■ **STATED PROBLEM A**:
In the note on Unicode text compression, how would you say this sentence in Spanish: "Compression algorithms derived from Lempel-Ziv operate on 8 bit data."?

■ **PAGE**:

- - - - - - -

Unicode Technical Note #31

Fast Compression Algorithm for Unicode Text

Version	2
Author	Pavel Studený, Ondřej Holeček, Opera Software ASA
Date	2008-01-17
This Version	http://www.unicode.org/notes/tn31/tn31-2.html
Previous Version	http://www.unicode.org/notes/tn31/tn31-1.html
Latest Version	http://www.unicode.org/notes/tn31/

Summary

Compression algorithms derived from Lempel-Ziv operate on 8 bit data. This article shows a window-less compression algorithm specialized on 16 bit Unicode characters, which achieves significantly better performance than for example current zip implementations and has a reasonable compression ratio.

Status

This document is a Unicode Technical Note. Sole responsibility for its contents rests with the author(s). Publication does not imply any endorsement by the Unicode Consortium.

For information on Unicode Technical Notes including criteria for acceptance, see http://www.unicode.org/notes/.

Introduction
Unicode Text Compression
Output Format
Compression Algorithm
Decompression
Performance and compression ratio
References

Introduction

Lempel-Ziv compression^[1] is based on replacing sequences of bytes by references to matching sequences already processed by the encoder. The references are called matches. The data which don't have any matches are left unmodified. Those are called literals. See Fig. 1^[4] as an example.

Eli, Eli, lamah azavtani?
Eli, [5,5]lamah azavtani?

Fig. 1: “Eli, “ appears twice in the text. We can thus replace the second reference by a match saying “take the sequence 5 characters before and 5 characters long”. The other character sequences appear once in the text. Those are unmodified in the compressed data as literals.

There are various modifications of Lempel-Ziv algorithm, differing in methods of finding the matches and how to store them in the compressed output. In LZ77, there is a sliding window holding the last 2, 4 or 32 kB of input. There is also a dictionary in most of the compression methods, serving as an index to find the matches quickly.

- - - - - - -

■ **DATA LINES**:

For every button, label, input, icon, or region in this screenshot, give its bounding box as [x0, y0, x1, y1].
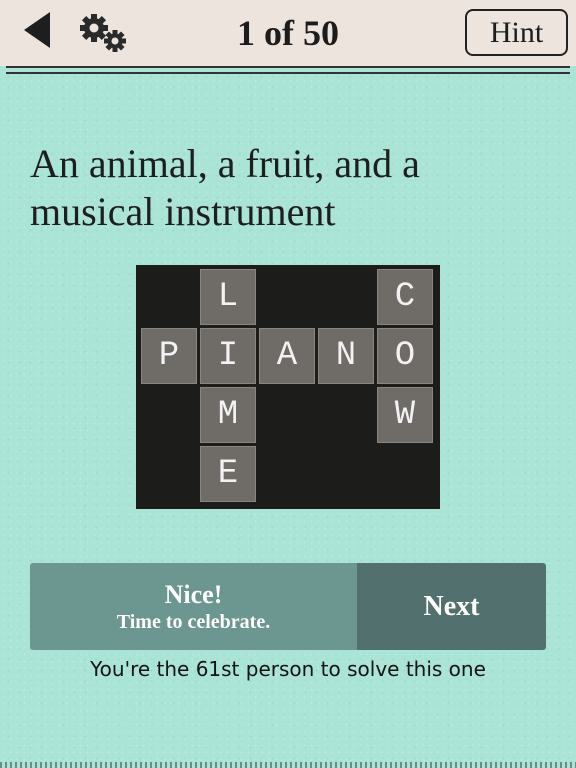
result-message: Nice! Time to celebrate.	[30, 563, 357, 650]
puzzle-question: An animal, a fruit, and a musical instru…	[30, 141, 420, 234]
header-divider	[6, 66, 570, 68]
letter-tile-l: L	[200, 269, 256, 325]
back-button[interactable]	[20, 10, 54, 50]
hint-button[interactable]: Hint	[465, 9, 568, 56]
letter-tile-o: O	[377, 328, 433, 384]
crossword-board: L C PIANO M W E	[136, 265, 440, 509]
level-counter: 1 of 50	[237, 13, 339, 53]
letter-tile-w: W	[377, 387, 433, 443]
letter-tile-p: P	[141, 328, 197, 384]
solver-count-text: You're the 61st person to solve this one	[90, 657, 486, 681]
letter-tile-n: N	[318, 328, 374, 384]
top-bar: 1 of 50 Hint	[0, 0, 576, 66]
letter-tile-e: E	[200, 446, 256, 502]
letter-tile-a: A	[259, 328, 315, 384]
settings-button[interactable]	[78, 12, 130, 54]
letter-tile-i: I	[200, 328, 256, 384]
result-headline: Nice!	[164, 579, 223, 609]
letter-tile-m: M	[200, 387, 256, 443]
result-bar: Nice! Time to celebrate. Next	[30, 563, 546, 650]
next-button[interactable]: Next	[357, 563, 546, 650]
result-subline: Time to celebrate.	[116, 610, 271, 633]
header-divider	[6, 72, 570, 74]
bottom-edge	[0, 762, 576, 768]
back-arrow-icon	[24, 12, 50, 48]
gear-icon	[80, 14, 126, 52]
letter-tile-c: C	[377, 269, 433, 325]
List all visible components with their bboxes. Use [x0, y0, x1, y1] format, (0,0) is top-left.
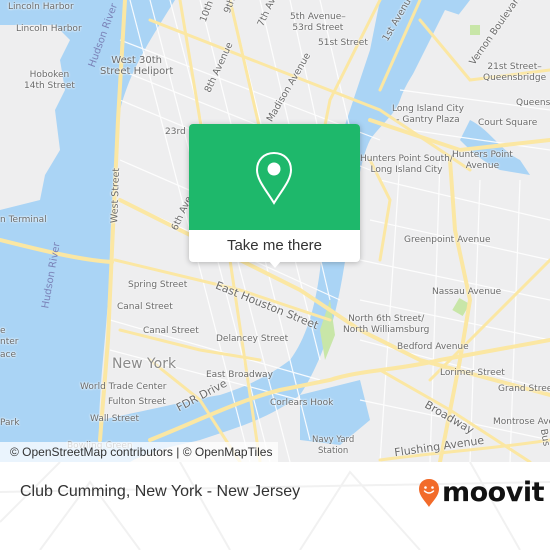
map-label-court-square: Court Square	[478, 118, 538, 128]
map-label-new-york: New York	[112, 356, 177, 372]
map-label-5th-ave-53rd: 5th Avenue– 53rd Street	[290, 12, 346, 33]
map-label-queensbridge: 21st Street– Queensbridge	[483, 62, 547, 83]
map-label-fulton-street: Fulton Street	[108, 397, 166, 407]
map-label-lincoln-harbor: Lincoln Harbor	[16, 24, 82, 34]
map-label-bedford-ave: Bedford Avenue	[397, 342, 469, 352]
map-label-west-30th-heliport: West 30th Street Heliport	[100, 55, 174, 77]
map-label-montrose-ave: Montrose Ave	[493, 417, 550, 427]
moovit-pin-icon	[418, 478, 440, 508]
map-label-canal-street: Canal Street	[143, 326, 199, 336]
moovit-logo[interactable]: moovit	[418, 476, 545, 510]
map-label-navy-yard: Navy Yard Station	[312, 435, 355, 456]
park	[470, 25, 480, 35]
map-label-wall-street: Wall Street	[90, 414, 140, 424]
moovit-wordmark: moovit	[442, 477, 545, 508]
map-view[interactable]: Lincoln Harbor Lincoln Harbor Hoboken 14…	[0, 0, 550, 462]
map-label-hoboken: Hoboken 14th Street	[24, 70, 75, 91]
map-label-north-6th: North 6th Street/ North Williamsburg	[343, 314, 430, 335]
popup-header[interactable]	[189, 124, 360, 230]
map-label-lorimer-street: Lorimer Street	[440, 368, 505, 378]
map-card: Lincoln Harbor Lincoln Harbor Hoboken 14…	[0, 0, 550, 550]
map-attribution[interactable]: © OpenStreetMap contributors | © OpenMap…	[0, 442, 279, 462]
map-label-west-street: West Street	[109, 167, 123, 224]
map-label-world-trade-center: World Trade Center	[80, 382, 167, 392]
map-label-bus: Bus	[537, 427, 550, 448]
map-label-grand-street: Grand Street	[498, 384, 550, 394]
popup-pointer	[268, 260, 282, 268]
map-label-lincoln-harbor: Lincoln Harbor	[8, 2, 74, 12]
map-label-spring-street: Spring Street	[128, 280, 188, 290]
map-label-gantry-plaza: Long Island City - Gantry Plaza	[392, 104, 464, 125]
map-label-51st-street: 51st Street	[318, 38, 368, 48]
map-label-nassau-ave: Nassau Avenue	[432, 287, 502, 297]
map-label-terminal: n Terminal	[0, 215, 47, 225]
map-label-corlears-hook: Corlears Hook	[270, 398, 334, 408]
take-me-there-button[interactable]: Take me there	[189, 230, 360, 262]
location-title: Club Cumming, New York - New Jersey	[20, 483, 301, 500]
map-label-canal-street: Canal Street	[117, 302, 173, 312]
footer: Club Cumming, New York - New Jersey moov…	[0, 462, 550, 550]
map-label-center: e nter	[0, 326, 19, 347]
map-label-hunters-point-south: Hunters Point South/ Long Island City	[360, 154, 453, 175]
map-label-greenpoint-ave: Greenpoint Avenue	[404, 235, 491, 245]
map-label-delancey-street: Delancey Street	[216, 334, 289, 344]
location-pin-icon	[255, 151, 293, 205]
destination-popup[interactable]: Take me there	[189, 124, 360, 268]
map-label-queens: Queens	[516, 98, 550, 108]
map-label-ace: ace	[0, 350, 17, 360]
map-label-hunters-point-ave: Hunters Point Avenue	[452, 150, 513, 171]
map-label-park: Park	[0, 418, 20, 428]
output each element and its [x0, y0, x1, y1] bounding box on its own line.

- - - - - - -

■ **STATED PROBLEM B**:
Could you echo the lines of the entries above, starting at the line that contains "result-message: Nice! Time" and ending at the line that contains "top-bar: 1 of", with both of those lines included?

■ **FINISHED ANSWER A**:
Los algoritmos de compresión derivados de Lempel-Ziv operan sobre datos de 8 bits.

■ **FINISHED ANSWER B**:
result-message: Nice! Time to celebrate.	[30, 563, 357, 650]
puzzle-question: An animal, a fruit, and a musical instru…	[30, 141, 420, 234]
header-divider	[6, 66, 570, 68]
letter-tile-l: L	[200, 269, 256, 325]
back-button[interactable]	[20, 10, 54, 50]
hint-button[interactable]: Hint	[465, 9, 568, 56]
letter-tile-o: O	[377, 328, 433, 384]
crossword-board: L C PIANO M W E	[136, 265, 440, 509]
level-counter: 1 of 50	[237, 13, 339, 53]
letter-tile-w: W	[377, 387, 433, 443]
letter-tile-p: P	[141, 328, 197, 384]
solver-count-text: You're the 61st person to solve this one	[90, 657, 486, 681]
letter-tile-n: N	[318, 328, 374, 384]
top-bar: 1 of 50 Hint	[0, 0, 576, 66]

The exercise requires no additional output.